**Objective**
Retype the material word for word.

**Dataset entries on figures**
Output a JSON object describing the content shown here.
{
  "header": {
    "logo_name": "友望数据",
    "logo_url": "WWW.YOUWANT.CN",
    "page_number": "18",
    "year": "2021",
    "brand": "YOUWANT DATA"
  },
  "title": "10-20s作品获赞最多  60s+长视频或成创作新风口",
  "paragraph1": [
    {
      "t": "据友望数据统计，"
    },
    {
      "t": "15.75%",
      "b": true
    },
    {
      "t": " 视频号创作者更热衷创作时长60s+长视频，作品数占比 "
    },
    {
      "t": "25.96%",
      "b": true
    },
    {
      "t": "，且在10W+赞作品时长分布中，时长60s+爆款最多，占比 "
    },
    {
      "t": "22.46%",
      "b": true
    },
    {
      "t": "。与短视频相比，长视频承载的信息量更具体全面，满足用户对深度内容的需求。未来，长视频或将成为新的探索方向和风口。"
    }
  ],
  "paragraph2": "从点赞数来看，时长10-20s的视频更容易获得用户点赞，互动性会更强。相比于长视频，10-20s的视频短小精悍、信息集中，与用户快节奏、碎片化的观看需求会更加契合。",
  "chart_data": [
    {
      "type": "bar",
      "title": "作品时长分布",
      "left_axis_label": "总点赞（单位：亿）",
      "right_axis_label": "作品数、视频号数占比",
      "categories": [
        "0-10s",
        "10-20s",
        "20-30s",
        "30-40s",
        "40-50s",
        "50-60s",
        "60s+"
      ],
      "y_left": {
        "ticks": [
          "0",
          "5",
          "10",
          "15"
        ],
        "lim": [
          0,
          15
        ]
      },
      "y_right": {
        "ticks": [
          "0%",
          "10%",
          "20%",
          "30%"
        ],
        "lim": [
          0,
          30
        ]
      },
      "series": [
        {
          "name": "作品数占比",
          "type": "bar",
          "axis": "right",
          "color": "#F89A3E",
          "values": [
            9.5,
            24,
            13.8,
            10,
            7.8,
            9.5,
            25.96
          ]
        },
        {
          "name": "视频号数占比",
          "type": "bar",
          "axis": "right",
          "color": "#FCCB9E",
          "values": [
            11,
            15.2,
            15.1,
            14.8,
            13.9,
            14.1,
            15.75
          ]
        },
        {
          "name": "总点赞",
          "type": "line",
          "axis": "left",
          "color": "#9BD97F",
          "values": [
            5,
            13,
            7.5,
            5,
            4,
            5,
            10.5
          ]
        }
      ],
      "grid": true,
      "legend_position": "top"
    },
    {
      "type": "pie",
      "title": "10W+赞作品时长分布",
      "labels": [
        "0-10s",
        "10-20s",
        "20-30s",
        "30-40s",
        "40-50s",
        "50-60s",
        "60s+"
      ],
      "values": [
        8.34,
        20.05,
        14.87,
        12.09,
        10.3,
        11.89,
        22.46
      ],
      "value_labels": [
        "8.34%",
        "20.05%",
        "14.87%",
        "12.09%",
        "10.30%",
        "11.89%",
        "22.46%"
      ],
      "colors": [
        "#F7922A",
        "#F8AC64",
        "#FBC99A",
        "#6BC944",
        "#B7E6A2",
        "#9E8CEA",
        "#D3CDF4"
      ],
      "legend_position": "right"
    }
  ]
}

**Completed task**
Output a JSON object describing the content shown here.
{
  "header": {
    "logo_name": "友望数据",
    "logo_url": "WWW.YOUWANT.CN",
    "page_number": "18",
    "year": "2021",
    "brand": "YOUWANT DATA"
  },
  "title": "10-20s作品获赞最多  60s+长视频或成创作新风口",
  "paragraph1": [
    {
      "t": "据友望数据统计，"
    },
    {
      "t": "15.75%",
      "b": true
    },
    {
      "t": " 视频号创作者更热衷创作时长60s+长视频，作品数占比 "
    },
    {
      "t": "25.96%",
      "b": true
    },
    {
      "t": "，且在10W+赞作品时长分布中，时长60s+爆款最多，占比 "
    },
    {
      "t": "22.46%",
      "b": true
    },
    {
      "t": "。与短视频相比，长视频承载的信息量更具体全面，满足用户对深度内容的需求。未来，长视频或将成为新的探索方向和风口。"
    }
  ],
  "paragraph2": "从点赞数来看，时长10-20s的视频更容易获得用户点赞，互动性会更强。相比于长视频，10-20s的视频短小精悍、信息集中，与用户快节奏、碎片化的观看需求会更加契合。",
  "chart_data": [
    {
      "type": "bar",
      "title": "作品时长分布",
      "left_axis_label": "总点赞（单位：亿）",
      "right_axis_label": "作品数、视频号数占比",
      "categories": [
        "0-10s",
        "10-20s",
        "20-30s",
        "30-40s",
        "40-50s",
        "50-60s",
        "60s+"
      ],
      "y_left": {
        "ticks": [
          "0",
          "5",
          "10",
          "15"
        ],
        "lim": [
          0,
          15
        ]
      },
      "y_right": {
        "ticks": [
          "0%",
          "10%",
          "20%",
          "30%"
        ],
        "lim": [
          0,
          30
        ]
      },
      "series": [
        {
          "name": "作品数占比",
          "type": "bar",
          "axis": "right",
          "color": "#F89A3E",
          "values": [
            9.5,
            24,
            13.8,
            10,
            7.8,
            9.5,
            25.96
          ]
        },
        {
          "name": "视频号数占比",
          "type": "bar",
          "axis": "right",
          "color": "#FCCB9E",
          "values": [
            11,
            15.2,
            15.1,
            14.8,
            13.9,
            14.1,
            15.75
          ]
        },
        {
          "name": "总点赞",
          "type": "line",
          "axis": "left",
          "color": "#9BD97F",
          "values": [
            5,
            13,
            7.5,
            5,
            4,
            5,
            10.5
          ]
        }
      ],
      "grid": true,
      "legend_position": "top"
    },
    {
      "type": "pie",
      "title": "10W+赞作品时长分布",
      "labels": [
        "0-10s",
        "10-20s",
        "20-30s",
        "30-40s",
        "40-50s",
        "50-60s",
        "60s+"
      ],
      "values": [
        8.34,
        20.05,
        14.87,
        12.09,
        10.3,
        11.89,
        22.46
      ],
      "value_labels": [
        "8.34%",
        "20.05%",
        "14.87%",
        "12.09%",
        "10.30%",
        "11.89%",
        "22.46%"
      ],
      "colors": [
        "#F7922A",
        "#F8AC64",
        "#FBC99A",
        "#6BC944",
        "#B7E6A2",
        "#9E8CEA",
        "#D3CDF4"
      ],
      "legend_position": "right"
    }
  ]
}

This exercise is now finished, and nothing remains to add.